[WHAT IS NEEDED]
Copy the material below word for word, starting with its first line and going on through the line with "document-body [136,112,738,908]", both ends included.

[INPUT RECORDS]

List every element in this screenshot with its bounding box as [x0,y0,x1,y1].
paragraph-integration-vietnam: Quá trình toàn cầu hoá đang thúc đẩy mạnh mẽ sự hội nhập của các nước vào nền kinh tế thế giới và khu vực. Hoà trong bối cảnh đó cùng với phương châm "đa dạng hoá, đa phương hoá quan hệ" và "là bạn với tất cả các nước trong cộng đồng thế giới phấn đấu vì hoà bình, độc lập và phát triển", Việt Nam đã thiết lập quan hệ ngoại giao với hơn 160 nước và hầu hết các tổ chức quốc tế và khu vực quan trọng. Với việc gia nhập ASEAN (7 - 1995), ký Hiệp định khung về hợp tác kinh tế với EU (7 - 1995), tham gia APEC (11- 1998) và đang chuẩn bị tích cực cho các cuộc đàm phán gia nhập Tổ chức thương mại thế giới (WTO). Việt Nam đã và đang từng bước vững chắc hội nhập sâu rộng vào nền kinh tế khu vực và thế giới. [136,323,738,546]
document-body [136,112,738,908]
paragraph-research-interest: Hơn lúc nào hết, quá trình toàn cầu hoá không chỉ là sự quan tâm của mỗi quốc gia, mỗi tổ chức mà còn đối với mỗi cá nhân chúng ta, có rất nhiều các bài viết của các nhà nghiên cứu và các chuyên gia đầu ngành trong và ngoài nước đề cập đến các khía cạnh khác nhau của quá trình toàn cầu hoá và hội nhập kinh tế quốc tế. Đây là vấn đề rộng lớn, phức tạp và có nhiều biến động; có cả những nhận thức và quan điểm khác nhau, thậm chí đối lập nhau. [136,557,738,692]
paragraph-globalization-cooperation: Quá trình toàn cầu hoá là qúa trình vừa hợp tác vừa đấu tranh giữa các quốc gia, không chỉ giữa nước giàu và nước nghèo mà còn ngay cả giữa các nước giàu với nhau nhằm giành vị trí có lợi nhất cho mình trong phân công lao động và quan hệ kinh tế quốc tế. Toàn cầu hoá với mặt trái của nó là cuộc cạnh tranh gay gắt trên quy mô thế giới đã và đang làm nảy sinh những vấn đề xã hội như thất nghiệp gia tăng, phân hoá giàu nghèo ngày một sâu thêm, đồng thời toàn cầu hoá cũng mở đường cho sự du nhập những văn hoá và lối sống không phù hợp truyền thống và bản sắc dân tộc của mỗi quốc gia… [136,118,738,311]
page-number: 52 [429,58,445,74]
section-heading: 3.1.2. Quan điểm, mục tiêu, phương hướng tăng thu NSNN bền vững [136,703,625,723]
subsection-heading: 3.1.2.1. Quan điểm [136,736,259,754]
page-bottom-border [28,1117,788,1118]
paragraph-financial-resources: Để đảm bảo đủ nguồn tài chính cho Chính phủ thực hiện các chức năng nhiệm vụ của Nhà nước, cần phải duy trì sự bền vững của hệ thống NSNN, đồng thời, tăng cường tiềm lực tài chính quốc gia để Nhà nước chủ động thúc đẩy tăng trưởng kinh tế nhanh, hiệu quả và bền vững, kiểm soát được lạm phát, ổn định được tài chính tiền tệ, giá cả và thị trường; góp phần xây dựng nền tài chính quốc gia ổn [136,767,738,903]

[CORRECT ANSWER]
List every element in this screenshot with its bounding box as [x0,y0,x1,y1].
paragraph-integration-vietnam: Quá trình toàn cầu hoá đang thúc đẩy mạnh mẽ sự hội nhập của các nước vào nền kinh tế thế giới và khu vực. Hoà trong bối cảnh đó cùng với phương châm "đa dạng hoá, đa phương hoá quan hệ" và "là bạn với tất cả các nước trong cộng đồng thế giới phấn đấu vì hoà bình, độc lập và phát triển", Việt Nam đã thiết lập quan hệ ngoại giao với hơn 160 nước và hầu hết các tổ chức quốc tế và khu vực quan trọng. Với việc gia nhập ASEAN (7 - 1995), ký Hiệp định khung về hợp tác kinh tế với EU (7 - 1995), tham gia APEC (11- 1998) và đang chuẩn bị tích cực cho các cuộc đàm phán gia nhập Tổ chức thương mại thế giới (WTO). Việt Nam đã và đang từng bước vững chắc hội nhập sâu rộng vào nền kinh tế khu vực và thế giới. [136,323,738,546]
document-body [136,112,738,908]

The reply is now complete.